==== Dataset records

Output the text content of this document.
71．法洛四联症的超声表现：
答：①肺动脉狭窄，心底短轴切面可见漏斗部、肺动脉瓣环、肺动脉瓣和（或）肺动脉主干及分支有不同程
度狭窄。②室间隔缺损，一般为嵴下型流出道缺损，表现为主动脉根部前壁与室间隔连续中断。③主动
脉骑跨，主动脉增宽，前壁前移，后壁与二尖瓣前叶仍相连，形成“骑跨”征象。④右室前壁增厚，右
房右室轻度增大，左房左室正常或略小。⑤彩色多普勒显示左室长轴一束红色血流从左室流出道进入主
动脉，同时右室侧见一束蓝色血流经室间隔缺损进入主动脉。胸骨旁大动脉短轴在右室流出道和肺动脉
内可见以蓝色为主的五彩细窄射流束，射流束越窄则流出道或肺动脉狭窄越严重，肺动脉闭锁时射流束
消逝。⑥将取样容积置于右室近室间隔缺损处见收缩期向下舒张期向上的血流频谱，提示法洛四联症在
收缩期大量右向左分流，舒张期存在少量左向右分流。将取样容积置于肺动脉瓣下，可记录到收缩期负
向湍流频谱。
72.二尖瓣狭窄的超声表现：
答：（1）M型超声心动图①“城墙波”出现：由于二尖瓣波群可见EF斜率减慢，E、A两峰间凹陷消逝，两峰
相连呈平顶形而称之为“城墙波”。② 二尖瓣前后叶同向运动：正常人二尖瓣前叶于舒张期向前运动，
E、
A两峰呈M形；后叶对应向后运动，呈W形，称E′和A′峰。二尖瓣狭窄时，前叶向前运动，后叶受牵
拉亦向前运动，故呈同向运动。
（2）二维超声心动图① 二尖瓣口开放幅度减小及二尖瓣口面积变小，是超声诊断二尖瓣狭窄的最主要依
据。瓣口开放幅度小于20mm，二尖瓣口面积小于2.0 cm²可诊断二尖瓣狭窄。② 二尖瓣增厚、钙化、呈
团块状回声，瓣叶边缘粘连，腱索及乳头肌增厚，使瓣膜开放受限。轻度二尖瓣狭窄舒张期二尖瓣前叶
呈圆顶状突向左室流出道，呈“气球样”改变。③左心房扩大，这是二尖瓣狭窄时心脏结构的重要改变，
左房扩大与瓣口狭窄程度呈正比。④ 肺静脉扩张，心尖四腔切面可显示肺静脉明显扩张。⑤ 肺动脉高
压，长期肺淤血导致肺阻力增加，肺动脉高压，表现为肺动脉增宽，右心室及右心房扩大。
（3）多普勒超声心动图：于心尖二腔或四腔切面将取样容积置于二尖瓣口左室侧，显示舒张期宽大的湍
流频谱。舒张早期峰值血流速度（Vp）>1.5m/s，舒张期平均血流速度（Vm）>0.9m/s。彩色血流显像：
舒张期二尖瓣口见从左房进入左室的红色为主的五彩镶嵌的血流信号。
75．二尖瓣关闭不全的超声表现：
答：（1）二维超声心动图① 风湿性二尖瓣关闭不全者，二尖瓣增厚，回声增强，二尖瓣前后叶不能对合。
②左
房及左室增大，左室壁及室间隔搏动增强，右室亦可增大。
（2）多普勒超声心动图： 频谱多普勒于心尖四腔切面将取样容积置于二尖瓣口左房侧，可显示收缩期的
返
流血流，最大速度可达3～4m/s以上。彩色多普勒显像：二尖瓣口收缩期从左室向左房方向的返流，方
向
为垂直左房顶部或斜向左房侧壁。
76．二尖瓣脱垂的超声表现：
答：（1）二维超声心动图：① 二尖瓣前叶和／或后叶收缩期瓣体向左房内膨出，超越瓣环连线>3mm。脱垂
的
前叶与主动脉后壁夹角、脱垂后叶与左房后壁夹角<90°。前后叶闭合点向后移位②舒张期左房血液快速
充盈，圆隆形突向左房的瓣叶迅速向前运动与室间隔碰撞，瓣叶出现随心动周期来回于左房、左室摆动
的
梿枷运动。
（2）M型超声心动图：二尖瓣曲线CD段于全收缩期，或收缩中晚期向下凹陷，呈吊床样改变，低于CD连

========
==== Dataset records

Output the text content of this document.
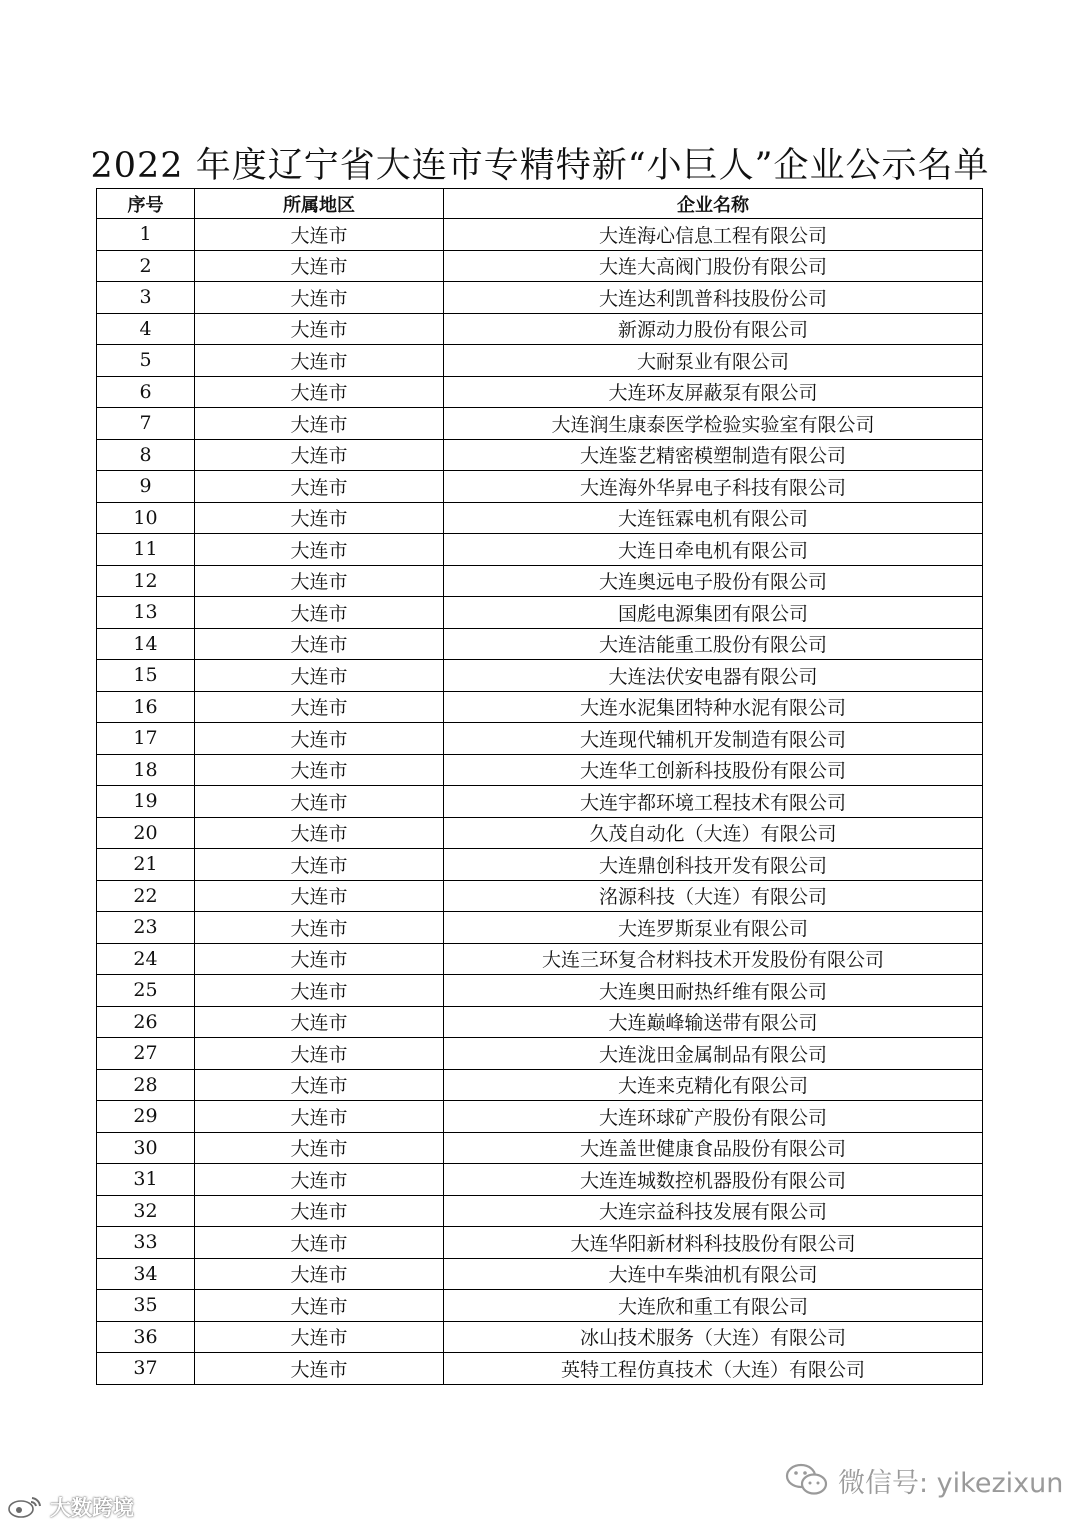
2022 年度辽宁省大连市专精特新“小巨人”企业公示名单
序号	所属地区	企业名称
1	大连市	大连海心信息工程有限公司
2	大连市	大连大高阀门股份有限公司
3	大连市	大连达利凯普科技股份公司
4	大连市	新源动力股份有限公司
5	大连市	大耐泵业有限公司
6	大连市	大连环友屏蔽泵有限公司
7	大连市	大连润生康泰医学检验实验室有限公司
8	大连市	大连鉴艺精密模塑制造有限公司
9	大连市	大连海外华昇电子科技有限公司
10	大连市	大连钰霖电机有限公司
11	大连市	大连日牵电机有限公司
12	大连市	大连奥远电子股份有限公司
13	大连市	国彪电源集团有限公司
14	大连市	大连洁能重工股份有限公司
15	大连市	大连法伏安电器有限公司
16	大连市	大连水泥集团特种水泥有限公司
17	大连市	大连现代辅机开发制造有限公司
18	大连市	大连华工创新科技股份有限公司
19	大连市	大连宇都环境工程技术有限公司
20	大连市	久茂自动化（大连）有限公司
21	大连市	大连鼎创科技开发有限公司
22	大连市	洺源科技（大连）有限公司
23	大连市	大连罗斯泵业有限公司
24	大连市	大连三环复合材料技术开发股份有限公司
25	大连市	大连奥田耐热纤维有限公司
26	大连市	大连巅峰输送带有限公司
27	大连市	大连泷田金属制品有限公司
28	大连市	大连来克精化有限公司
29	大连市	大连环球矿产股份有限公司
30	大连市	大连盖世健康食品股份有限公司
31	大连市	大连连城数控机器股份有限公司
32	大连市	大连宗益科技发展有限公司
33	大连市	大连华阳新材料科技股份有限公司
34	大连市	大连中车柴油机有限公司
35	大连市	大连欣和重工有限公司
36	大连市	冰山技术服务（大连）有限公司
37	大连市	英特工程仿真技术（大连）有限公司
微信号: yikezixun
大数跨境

========

• What is being asked: Show all lines from the listing above in which "二维超声心动图①" appears.

• Right answer:
（2）二维超声心动图① 二尖瓣口开放幅度减小及二尖瓣口面积变小，是超声诊断二尖瓣狭窄的最主要依
答：（1）二维超声心动图① 风湿性二尖瓣关闭不全者，二尖瓣增厚，回声增强，二尖瓣前后叶不能对合。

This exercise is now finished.